MATERIAL PROVIDED
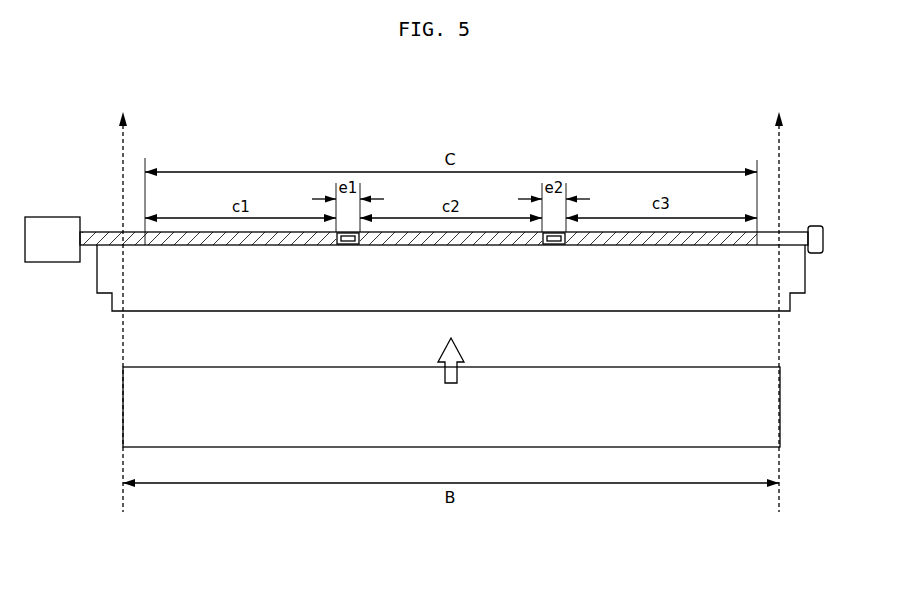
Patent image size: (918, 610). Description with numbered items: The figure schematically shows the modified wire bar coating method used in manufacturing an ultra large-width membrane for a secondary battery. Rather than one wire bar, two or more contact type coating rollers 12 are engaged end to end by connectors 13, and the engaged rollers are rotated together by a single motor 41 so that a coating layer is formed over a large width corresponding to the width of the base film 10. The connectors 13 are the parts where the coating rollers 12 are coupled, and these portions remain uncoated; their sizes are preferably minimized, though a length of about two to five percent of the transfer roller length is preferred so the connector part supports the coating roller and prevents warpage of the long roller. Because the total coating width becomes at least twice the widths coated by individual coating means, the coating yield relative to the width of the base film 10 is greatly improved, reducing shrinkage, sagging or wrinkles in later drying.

The base film 10 is at (763, 410).
The coating roller 12 is at (283, 232).
The connector 13 is at (350, 247).
The motor 41 is at (50, 217).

WHAT YOU WILL DO
Output every line of the rows above as a numbered list, leaving out blank lines and the pictures.

SOLUTION TO THIS PROBLEM
1. Patent image size: (918, 610). Description with numbered items: The figure schematically shows the modified wire bar coating method used in manufacturing an ultra large-width membrane for a secondary battery. Rather than one wire bar, two or more contact type coating rollers 12 are engaged end to end by connectors 13, and the engaged rollers are rotated together by a single motor 41 so that a coating layer is formed over a large width corresponding to the width of the base film 10. The connectors 13 are the parts where the coating rollers 12 are coupled, and these portions remain uncoated; their sizes are preferably minimized, though a length of about two to five percent of the transfer roller length is preferred so the connector part supports the coating roller and prevents warpage of the long roller. Because the total coating width becomes at least twice the widths coated by individual coating means, the coating yield relative to the width of the base film 10 is greatly improved, reducing shrinkage, sagging or wrinkles in later drying.
2. The base film 10 is at (763, 410).
3. The coating roller 12 is at (283, 232).
4. The connector 13 is at (350, 247).
5. The motor 41 is at (50, 217).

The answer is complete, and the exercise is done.